**Input material**
--- --- ---

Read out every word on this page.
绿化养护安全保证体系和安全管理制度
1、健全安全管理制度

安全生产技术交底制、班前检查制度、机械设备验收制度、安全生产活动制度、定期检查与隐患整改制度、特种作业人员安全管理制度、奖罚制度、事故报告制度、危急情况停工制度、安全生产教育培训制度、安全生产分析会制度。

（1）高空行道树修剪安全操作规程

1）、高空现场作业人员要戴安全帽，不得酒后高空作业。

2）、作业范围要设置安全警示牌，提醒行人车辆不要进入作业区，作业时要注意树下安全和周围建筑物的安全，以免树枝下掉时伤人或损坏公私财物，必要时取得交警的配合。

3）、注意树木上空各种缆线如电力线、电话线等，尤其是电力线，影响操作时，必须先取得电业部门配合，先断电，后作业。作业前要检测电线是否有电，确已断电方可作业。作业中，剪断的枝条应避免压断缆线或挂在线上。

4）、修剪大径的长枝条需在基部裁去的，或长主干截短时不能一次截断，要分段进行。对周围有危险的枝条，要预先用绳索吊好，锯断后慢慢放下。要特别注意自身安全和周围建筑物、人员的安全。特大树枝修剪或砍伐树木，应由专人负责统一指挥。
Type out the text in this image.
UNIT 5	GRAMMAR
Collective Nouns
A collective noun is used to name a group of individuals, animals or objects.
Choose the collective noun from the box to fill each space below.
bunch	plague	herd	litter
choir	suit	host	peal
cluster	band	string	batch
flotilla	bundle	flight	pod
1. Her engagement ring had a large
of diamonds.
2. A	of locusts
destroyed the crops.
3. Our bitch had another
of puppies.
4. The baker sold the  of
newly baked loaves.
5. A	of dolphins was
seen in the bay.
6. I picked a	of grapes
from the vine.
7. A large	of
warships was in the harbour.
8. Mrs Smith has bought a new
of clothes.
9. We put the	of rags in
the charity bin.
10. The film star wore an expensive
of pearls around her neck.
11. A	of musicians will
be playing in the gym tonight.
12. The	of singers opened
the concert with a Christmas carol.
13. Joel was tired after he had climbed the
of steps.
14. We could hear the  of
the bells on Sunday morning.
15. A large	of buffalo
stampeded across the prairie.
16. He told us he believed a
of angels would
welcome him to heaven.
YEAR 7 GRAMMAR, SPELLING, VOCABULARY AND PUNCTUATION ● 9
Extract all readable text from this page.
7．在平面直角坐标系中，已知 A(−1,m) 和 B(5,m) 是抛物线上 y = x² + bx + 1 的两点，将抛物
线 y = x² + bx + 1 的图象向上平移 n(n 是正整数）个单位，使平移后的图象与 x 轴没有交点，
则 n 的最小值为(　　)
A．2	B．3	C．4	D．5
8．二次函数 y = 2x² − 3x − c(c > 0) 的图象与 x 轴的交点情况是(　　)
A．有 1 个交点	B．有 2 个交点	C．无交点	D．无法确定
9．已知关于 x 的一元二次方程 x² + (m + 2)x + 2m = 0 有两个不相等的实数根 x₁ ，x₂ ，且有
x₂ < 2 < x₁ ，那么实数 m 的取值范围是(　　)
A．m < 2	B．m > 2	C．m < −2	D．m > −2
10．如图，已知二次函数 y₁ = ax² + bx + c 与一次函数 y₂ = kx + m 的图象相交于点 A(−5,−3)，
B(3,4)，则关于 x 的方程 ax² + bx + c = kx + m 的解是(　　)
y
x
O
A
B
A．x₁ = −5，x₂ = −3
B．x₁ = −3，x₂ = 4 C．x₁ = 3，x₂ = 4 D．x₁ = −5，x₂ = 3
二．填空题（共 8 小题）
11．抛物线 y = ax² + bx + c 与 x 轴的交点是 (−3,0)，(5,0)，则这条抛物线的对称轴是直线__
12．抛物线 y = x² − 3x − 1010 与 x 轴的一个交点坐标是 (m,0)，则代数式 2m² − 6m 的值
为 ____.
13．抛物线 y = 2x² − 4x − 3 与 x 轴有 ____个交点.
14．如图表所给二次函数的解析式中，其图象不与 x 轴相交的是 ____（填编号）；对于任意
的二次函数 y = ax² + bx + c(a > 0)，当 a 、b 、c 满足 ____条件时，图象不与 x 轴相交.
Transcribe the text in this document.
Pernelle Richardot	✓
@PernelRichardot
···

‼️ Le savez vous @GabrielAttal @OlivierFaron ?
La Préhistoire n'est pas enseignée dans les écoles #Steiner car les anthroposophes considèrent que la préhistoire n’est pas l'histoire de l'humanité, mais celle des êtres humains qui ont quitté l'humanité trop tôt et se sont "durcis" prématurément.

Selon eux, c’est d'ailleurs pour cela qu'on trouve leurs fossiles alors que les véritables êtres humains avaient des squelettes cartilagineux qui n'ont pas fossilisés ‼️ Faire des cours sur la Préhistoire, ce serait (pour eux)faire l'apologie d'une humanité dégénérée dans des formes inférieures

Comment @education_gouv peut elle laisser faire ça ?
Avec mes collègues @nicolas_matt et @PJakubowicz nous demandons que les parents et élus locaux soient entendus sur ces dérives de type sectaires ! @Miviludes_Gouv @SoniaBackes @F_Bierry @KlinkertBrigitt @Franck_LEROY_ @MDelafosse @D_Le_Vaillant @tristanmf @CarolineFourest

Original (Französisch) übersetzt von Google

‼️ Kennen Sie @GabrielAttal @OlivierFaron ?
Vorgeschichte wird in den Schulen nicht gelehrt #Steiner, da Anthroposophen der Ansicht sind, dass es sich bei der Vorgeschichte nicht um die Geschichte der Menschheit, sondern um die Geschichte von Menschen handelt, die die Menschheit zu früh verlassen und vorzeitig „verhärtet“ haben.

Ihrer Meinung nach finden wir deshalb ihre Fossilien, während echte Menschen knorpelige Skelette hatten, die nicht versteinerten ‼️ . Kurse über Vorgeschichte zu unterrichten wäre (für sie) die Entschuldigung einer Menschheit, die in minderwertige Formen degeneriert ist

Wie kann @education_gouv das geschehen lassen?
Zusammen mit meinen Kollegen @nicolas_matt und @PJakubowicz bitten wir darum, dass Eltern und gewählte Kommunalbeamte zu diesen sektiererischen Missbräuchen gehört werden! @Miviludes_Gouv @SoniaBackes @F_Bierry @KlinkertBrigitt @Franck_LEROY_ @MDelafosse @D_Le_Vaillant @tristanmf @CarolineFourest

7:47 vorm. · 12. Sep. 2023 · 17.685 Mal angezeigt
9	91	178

--- --- ---

**Exercise goal**
For this exercise, gather every line of the data that contains the word "MDelafosse".

**Output of the task**
Avec mes collègues @nicolas_matt et @PJakubowicz nous demandons que les parents et élus locaux soient entendus sur ces dérives de type sectaires ! @Miviludes_Gouv @SoniaBackes @F_Bierry @KlinkertBrigitt @Franck_LEROY_ @MDelafosse @D_Le_Vaillant @tristanmf @CarolineFourest
Zusammen mit meinen Kollegen @nicolas_matt und @PJakubowicz bitten wir darum, dass Eltern und gewählte Kommunalbeamte zu diesen sektiererischen Missbräuchen gehört werden! @Miviludes_Gouv @SoniaBackes @F_Bierry @KlinkertBrigitt @Franck_LEROY_ @MDelafosse @D_Le_Vaillant @tristanmf @CarolineFourest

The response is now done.